TASK STATEMENT » Go through the listing and copy each line with the string "countdown".
---------- DATA FOR THIS EXERCISE ----------
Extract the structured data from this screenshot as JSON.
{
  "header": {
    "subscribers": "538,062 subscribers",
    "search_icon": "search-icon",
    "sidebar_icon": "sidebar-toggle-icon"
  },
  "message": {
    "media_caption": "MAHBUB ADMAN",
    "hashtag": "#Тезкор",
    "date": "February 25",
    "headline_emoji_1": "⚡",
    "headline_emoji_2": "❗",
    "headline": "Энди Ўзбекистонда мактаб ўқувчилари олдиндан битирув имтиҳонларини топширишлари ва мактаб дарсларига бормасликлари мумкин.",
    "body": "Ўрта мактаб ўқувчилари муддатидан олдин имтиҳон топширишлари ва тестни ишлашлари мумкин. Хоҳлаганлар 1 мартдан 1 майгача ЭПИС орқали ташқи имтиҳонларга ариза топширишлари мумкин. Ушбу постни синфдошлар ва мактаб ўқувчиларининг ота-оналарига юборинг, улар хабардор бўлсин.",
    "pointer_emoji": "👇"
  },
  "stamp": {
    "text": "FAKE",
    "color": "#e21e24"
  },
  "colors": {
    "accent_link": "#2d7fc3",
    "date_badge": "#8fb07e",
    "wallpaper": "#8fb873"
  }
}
----------
---------- DATA FOR THIS EXERCISE ----------
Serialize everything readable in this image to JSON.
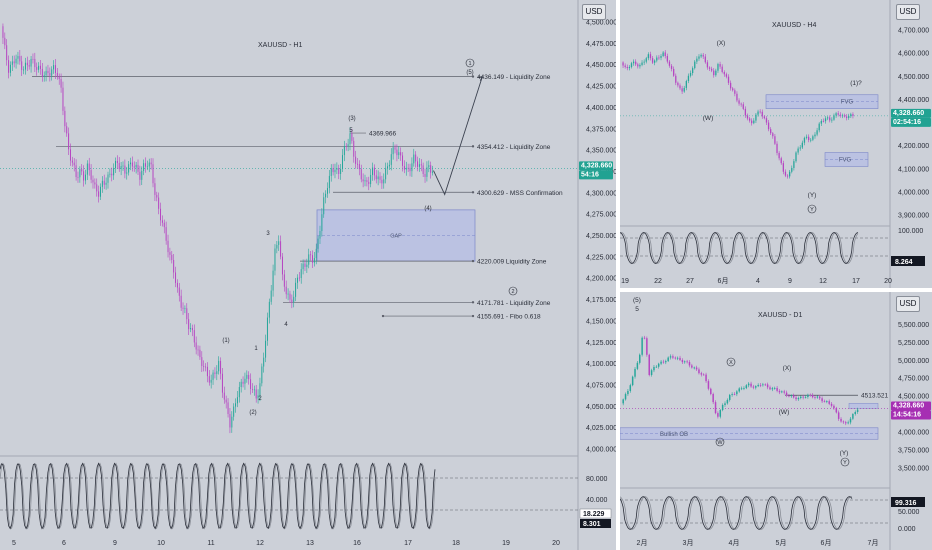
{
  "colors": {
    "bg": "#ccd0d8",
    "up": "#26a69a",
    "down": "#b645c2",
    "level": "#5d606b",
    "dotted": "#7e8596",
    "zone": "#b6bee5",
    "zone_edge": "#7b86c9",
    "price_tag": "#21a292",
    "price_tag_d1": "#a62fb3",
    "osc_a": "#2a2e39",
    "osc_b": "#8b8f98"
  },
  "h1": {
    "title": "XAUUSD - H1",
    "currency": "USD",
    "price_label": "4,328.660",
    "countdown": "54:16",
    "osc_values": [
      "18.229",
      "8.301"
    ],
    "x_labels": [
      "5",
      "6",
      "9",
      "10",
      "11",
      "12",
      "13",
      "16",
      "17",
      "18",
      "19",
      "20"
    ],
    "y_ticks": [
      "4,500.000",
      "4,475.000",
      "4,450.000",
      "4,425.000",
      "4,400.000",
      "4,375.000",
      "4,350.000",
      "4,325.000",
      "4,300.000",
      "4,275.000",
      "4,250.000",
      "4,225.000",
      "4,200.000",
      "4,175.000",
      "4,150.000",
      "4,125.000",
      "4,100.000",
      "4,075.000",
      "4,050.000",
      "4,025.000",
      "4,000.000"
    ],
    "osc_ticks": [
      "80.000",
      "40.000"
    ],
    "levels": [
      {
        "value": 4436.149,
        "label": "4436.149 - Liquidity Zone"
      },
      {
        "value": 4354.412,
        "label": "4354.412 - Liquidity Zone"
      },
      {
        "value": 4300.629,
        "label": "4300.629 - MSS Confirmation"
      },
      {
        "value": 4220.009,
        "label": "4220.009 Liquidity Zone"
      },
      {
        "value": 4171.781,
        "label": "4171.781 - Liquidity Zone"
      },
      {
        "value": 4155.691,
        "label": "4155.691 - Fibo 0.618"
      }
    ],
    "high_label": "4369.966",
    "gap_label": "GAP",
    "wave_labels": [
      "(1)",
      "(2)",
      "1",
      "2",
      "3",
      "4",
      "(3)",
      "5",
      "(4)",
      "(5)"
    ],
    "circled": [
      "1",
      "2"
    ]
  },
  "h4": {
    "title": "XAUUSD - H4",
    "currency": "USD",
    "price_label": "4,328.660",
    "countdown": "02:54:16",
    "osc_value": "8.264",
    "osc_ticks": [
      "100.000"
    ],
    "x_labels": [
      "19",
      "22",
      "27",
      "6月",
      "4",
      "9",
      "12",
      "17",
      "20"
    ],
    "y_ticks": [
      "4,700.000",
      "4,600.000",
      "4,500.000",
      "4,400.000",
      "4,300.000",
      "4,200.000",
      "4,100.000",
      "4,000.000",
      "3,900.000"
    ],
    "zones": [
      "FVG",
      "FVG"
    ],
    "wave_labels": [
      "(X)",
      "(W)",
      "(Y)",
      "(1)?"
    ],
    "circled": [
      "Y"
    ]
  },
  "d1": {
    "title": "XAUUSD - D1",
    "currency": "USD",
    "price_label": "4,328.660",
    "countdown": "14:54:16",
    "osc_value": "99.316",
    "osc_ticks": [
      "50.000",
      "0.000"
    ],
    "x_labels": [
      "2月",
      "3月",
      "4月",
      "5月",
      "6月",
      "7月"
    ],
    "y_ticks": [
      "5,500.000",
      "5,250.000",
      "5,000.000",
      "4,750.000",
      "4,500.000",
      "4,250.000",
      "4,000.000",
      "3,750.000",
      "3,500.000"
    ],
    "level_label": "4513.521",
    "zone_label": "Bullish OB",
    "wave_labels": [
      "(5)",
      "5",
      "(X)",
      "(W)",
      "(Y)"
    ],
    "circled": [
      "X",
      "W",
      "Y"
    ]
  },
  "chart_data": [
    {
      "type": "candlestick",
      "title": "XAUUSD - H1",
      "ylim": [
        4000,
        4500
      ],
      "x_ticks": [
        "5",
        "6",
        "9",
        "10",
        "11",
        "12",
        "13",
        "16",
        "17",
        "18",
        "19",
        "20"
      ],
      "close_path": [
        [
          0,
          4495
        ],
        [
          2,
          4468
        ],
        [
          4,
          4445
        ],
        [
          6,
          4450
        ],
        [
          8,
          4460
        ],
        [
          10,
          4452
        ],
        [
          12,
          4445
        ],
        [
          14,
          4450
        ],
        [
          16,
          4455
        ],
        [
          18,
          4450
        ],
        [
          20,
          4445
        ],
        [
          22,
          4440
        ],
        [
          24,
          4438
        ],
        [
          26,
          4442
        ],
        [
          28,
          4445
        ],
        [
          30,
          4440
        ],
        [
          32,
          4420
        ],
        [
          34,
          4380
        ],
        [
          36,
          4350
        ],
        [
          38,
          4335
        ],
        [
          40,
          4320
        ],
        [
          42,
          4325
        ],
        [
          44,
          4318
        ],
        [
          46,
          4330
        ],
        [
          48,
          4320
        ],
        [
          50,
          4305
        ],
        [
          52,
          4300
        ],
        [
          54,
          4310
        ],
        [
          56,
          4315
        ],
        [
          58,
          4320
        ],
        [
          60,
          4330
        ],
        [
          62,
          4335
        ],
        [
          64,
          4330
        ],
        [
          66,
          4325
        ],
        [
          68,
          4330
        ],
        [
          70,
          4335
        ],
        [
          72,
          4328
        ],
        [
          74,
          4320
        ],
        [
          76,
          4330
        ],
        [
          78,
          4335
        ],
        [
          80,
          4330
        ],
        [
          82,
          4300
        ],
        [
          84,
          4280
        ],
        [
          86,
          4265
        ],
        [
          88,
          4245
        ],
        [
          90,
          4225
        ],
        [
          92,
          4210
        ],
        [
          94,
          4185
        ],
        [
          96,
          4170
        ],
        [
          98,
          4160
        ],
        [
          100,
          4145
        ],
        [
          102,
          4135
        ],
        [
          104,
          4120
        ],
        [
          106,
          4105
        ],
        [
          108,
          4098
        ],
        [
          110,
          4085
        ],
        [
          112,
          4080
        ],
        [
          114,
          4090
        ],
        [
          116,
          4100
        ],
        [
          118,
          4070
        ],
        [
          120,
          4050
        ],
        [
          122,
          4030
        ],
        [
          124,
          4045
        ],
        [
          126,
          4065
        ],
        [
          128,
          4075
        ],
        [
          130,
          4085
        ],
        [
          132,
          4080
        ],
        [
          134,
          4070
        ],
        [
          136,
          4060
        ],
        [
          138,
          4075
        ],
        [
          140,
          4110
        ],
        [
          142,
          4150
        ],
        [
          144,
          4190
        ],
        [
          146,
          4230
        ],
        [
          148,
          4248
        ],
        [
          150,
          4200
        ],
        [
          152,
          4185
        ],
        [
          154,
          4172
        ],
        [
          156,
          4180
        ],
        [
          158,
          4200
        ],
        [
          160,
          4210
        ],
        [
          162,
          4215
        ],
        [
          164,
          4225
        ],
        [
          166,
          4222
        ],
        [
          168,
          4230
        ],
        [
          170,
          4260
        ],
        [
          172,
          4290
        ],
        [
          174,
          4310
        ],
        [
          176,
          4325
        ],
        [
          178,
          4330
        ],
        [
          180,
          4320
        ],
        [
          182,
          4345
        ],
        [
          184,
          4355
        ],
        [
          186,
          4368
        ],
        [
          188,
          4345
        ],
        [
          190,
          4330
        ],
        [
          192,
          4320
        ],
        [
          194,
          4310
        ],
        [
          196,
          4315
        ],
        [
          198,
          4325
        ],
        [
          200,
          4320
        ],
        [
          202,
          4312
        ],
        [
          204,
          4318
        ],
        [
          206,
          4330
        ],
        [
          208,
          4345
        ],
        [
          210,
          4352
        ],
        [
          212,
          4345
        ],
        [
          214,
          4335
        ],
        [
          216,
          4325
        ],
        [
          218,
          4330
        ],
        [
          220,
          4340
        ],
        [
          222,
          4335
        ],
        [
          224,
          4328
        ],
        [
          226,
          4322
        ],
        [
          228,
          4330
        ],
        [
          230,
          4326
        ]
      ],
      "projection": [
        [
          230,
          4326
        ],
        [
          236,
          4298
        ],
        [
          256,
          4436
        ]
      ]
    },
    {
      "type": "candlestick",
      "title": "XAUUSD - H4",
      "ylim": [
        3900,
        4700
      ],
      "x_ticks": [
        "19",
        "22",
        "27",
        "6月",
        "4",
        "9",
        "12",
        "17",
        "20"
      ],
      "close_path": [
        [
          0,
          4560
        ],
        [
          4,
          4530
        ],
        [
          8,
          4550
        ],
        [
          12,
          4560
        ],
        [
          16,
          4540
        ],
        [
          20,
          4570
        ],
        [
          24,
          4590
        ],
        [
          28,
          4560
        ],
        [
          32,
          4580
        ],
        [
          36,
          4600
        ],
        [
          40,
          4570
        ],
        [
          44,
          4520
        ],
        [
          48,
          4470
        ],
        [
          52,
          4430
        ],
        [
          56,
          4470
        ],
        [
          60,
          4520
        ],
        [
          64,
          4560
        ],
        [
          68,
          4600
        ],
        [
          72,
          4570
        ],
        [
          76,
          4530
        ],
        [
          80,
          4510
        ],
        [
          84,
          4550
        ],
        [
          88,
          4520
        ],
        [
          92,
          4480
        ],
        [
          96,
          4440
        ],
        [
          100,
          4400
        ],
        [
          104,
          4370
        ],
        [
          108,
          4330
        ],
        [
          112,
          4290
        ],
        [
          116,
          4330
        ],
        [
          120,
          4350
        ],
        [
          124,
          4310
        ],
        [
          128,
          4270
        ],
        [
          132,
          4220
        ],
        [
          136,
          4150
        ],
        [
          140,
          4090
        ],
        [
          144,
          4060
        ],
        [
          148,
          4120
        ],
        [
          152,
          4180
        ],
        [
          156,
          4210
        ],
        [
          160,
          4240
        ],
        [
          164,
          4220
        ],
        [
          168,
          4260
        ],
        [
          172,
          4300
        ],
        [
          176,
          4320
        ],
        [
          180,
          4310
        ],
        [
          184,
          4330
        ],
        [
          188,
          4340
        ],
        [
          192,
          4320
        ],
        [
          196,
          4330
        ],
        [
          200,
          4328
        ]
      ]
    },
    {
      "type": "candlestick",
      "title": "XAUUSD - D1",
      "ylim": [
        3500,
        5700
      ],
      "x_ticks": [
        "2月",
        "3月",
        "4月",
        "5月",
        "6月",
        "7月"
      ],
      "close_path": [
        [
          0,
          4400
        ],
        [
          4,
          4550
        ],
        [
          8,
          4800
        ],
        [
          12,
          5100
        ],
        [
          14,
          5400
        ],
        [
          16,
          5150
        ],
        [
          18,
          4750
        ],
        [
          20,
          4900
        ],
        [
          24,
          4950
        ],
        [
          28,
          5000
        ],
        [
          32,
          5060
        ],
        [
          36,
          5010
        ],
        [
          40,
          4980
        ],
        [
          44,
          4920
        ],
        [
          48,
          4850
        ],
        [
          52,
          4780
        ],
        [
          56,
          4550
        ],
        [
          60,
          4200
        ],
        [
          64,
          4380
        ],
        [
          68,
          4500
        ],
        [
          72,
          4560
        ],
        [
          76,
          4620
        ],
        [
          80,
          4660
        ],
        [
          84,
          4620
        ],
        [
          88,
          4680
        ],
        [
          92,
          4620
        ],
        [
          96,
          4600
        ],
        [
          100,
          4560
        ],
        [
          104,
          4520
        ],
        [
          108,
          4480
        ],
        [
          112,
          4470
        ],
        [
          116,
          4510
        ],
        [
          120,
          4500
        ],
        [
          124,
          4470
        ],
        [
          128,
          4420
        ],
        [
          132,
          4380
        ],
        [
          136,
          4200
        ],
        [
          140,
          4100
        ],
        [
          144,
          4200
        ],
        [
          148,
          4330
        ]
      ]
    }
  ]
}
----------
TASK ANSWER »
    "countdown": "54:16",
    "countdown": "02:54:16",
    "countdown": "14:54:16",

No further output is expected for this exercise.